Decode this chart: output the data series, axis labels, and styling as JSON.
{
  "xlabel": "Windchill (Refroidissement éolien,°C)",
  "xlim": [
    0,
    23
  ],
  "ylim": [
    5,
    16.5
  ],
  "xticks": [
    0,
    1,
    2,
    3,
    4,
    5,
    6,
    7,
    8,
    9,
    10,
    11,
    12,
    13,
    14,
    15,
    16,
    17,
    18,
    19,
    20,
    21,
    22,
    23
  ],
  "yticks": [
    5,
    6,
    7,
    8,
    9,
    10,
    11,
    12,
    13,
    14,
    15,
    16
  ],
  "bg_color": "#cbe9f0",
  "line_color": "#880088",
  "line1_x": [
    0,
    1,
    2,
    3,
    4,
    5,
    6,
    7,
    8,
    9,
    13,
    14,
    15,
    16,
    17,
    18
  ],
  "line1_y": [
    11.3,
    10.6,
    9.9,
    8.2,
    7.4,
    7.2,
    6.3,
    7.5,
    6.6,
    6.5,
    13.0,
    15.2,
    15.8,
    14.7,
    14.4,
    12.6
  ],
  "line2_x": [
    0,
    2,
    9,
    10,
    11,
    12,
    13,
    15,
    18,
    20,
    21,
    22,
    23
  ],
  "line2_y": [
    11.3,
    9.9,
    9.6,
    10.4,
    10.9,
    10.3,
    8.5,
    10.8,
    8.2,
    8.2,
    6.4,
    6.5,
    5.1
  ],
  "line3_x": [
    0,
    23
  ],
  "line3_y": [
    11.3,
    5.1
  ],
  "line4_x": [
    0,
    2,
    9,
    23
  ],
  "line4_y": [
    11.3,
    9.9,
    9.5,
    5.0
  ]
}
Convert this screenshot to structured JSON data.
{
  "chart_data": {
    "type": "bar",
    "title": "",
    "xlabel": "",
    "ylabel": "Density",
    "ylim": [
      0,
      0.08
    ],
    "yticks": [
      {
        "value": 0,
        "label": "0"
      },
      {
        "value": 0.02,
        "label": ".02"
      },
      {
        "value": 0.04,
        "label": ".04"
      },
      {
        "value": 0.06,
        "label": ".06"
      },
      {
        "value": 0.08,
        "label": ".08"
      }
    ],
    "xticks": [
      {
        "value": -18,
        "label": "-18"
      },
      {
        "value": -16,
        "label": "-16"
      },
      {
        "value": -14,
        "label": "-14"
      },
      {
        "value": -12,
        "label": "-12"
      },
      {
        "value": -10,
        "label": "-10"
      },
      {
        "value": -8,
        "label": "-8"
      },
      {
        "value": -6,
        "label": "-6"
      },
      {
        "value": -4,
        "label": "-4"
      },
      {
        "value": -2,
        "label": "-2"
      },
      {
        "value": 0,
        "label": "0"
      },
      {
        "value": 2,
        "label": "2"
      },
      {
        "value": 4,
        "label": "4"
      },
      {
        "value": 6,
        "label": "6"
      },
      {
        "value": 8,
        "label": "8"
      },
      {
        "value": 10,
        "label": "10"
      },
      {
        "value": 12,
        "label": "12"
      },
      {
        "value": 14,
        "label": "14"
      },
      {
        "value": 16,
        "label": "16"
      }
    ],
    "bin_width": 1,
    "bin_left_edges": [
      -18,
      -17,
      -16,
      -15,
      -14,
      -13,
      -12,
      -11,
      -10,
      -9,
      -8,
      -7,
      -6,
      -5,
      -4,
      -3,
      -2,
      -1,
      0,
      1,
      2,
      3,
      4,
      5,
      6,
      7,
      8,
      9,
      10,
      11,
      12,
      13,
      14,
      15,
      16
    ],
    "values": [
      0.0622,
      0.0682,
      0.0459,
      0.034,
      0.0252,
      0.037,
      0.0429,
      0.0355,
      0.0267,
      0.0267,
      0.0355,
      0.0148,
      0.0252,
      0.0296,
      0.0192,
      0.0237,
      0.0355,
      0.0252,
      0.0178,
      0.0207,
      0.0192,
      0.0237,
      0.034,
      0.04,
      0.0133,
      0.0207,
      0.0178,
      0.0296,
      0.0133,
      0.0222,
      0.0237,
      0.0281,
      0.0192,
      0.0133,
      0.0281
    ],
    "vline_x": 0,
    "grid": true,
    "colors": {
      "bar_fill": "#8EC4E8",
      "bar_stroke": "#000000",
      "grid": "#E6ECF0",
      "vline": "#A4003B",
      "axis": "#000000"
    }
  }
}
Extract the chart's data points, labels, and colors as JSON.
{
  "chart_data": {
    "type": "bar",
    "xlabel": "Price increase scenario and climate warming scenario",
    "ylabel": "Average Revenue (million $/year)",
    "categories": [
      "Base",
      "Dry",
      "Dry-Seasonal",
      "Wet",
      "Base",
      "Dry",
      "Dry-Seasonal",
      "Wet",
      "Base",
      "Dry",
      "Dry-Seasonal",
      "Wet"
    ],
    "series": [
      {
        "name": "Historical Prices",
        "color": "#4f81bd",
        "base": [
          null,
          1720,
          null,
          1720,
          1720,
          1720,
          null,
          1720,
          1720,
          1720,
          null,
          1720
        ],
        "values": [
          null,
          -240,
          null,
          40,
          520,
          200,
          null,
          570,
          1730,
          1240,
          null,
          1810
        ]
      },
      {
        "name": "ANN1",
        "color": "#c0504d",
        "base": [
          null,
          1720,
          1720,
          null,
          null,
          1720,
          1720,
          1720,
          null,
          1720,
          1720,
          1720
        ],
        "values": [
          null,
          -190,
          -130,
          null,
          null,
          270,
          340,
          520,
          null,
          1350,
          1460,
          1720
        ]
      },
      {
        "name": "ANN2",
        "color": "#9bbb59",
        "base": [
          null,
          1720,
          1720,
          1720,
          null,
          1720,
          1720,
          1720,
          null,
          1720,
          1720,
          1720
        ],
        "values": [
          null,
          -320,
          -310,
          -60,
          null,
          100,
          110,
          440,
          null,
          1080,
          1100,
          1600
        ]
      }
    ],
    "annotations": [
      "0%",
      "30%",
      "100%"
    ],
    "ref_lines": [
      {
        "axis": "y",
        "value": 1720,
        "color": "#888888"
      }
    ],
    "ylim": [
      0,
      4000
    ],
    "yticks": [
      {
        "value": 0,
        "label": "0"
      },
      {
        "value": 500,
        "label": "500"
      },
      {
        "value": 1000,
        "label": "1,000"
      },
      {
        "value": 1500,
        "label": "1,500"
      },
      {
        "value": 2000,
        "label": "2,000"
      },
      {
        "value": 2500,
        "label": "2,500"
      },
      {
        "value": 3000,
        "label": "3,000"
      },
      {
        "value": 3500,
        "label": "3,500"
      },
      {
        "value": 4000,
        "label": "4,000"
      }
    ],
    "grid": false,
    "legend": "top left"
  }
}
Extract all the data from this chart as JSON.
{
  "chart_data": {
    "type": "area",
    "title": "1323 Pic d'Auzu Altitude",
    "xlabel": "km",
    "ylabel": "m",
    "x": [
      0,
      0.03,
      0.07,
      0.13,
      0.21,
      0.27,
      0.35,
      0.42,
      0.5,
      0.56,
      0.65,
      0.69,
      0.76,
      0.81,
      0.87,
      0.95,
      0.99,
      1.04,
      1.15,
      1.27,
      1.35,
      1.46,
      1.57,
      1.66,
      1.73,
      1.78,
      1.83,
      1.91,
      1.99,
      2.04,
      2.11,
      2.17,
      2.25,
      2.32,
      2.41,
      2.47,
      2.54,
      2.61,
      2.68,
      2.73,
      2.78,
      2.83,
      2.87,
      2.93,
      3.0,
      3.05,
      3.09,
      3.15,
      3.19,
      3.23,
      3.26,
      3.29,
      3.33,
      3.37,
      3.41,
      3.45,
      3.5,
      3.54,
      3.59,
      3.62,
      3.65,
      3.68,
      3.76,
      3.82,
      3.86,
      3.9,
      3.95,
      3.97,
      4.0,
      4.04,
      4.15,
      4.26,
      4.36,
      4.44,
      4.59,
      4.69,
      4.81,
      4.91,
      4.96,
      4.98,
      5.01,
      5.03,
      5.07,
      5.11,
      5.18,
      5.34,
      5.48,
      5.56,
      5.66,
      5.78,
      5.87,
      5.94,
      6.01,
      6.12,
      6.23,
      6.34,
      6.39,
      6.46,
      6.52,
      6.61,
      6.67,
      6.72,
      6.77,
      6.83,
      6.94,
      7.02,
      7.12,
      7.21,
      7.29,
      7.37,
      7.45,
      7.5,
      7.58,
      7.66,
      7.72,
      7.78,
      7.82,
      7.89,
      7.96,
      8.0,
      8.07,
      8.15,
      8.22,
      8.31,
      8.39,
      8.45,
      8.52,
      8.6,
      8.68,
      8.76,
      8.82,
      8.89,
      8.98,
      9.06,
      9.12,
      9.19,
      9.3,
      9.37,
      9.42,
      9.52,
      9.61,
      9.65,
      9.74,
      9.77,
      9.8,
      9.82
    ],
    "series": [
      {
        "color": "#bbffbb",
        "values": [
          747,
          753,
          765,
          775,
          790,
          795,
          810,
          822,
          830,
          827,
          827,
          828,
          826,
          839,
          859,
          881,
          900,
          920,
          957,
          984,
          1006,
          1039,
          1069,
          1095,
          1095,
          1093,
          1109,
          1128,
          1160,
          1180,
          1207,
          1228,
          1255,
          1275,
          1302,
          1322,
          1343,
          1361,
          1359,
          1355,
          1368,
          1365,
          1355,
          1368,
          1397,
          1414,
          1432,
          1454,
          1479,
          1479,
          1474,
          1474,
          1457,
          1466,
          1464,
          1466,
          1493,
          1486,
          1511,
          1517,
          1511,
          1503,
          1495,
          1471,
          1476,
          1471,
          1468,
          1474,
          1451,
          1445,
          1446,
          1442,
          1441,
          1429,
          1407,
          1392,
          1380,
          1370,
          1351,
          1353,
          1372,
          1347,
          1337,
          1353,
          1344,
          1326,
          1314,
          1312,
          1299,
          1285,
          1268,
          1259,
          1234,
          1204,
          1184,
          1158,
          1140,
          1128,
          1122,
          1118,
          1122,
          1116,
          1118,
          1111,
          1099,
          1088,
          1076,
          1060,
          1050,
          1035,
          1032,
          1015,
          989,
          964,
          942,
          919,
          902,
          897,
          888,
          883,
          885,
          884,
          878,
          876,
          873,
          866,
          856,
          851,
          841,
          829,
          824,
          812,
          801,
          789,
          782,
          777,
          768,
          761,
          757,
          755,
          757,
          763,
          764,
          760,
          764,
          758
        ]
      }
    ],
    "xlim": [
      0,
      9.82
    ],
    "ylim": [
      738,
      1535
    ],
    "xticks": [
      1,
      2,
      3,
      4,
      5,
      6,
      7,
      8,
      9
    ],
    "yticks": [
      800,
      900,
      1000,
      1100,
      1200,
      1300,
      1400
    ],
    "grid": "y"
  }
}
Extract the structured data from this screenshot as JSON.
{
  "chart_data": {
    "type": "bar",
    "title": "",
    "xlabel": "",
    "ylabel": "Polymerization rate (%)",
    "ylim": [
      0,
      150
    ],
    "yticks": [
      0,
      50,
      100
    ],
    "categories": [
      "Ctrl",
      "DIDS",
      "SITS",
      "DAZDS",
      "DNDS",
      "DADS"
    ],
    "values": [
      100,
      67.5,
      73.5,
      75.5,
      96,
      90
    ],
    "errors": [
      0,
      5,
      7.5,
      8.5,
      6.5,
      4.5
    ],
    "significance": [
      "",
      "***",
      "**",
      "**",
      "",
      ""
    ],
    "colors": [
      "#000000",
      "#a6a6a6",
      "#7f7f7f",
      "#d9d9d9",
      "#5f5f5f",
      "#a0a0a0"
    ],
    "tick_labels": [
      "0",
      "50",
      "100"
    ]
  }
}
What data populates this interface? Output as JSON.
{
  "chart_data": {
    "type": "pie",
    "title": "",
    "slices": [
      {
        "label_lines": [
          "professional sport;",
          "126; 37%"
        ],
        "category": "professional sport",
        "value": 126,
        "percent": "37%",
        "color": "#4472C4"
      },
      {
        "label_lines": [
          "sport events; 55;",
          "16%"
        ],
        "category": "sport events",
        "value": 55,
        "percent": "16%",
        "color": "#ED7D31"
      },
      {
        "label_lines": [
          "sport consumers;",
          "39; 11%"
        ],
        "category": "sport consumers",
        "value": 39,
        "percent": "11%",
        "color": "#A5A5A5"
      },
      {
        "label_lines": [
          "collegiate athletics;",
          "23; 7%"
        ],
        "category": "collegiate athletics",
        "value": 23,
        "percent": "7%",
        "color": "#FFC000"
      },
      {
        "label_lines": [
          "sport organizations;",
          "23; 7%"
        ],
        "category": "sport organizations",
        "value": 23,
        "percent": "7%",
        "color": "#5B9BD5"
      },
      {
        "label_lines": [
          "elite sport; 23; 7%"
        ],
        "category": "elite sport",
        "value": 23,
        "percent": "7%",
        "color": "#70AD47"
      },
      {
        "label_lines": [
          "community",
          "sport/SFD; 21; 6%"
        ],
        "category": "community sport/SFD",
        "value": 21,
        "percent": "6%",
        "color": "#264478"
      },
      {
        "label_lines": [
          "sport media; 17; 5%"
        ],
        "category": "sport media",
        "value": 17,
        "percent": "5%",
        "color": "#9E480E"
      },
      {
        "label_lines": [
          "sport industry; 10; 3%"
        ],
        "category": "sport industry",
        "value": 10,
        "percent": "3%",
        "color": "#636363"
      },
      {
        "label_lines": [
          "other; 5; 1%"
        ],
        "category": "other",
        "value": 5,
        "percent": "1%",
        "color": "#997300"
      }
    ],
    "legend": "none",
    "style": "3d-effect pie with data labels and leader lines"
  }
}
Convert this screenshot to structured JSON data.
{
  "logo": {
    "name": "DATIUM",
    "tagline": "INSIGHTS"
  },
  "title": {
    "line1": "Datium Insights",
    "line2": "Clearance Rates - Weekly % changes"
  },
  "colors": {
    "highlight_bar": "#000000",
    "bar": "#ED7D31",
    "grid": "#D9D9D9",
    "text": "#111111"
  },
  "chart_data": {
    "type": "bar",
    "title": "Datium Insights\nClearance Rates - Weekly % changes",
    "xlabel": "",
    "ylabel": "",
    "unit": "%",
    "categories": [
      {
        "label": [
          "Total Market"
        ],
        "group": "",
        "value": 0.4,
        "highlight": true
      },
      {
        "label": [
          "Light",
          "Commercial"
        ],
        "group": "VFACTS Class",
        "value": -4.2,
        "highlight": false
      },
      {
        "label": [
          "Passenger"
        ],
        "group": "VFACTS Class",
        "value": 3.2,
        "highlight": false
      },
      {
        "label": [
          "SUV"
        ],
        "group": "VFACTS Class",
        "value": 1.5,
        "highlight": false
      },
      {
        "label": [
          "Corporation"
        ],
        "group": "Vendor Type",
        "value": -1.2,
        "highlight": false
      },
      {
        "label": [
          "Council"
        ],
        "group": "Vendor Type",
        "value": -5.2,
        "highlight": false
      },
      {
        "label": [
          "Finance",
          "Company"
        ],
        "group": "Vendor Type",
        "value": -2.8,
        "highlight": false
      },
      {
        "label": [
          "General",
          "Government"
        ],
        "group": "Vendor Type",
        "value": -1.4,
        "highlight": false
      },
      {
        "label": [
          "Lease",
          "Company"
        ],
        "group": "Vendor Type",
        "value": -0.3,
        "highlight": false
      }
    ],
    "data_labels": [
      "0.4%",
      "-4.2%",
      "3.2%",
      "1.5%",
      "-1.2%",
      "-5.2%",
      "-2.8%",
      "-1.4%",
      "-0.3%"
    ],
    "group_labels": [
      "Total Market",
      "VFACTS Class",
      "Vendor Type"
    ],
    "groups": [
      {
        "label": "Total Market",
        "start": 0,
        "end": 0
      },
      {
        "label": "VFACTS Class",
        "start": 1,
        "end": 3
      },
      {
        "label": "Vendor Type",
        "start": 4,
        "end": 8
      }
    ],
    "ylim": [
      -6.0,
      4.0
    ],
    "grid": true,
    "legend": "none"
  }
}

········

* [Prompt]
Say how many lines of the listing above contain "organizations", with no other words.

* [Finished answer]
2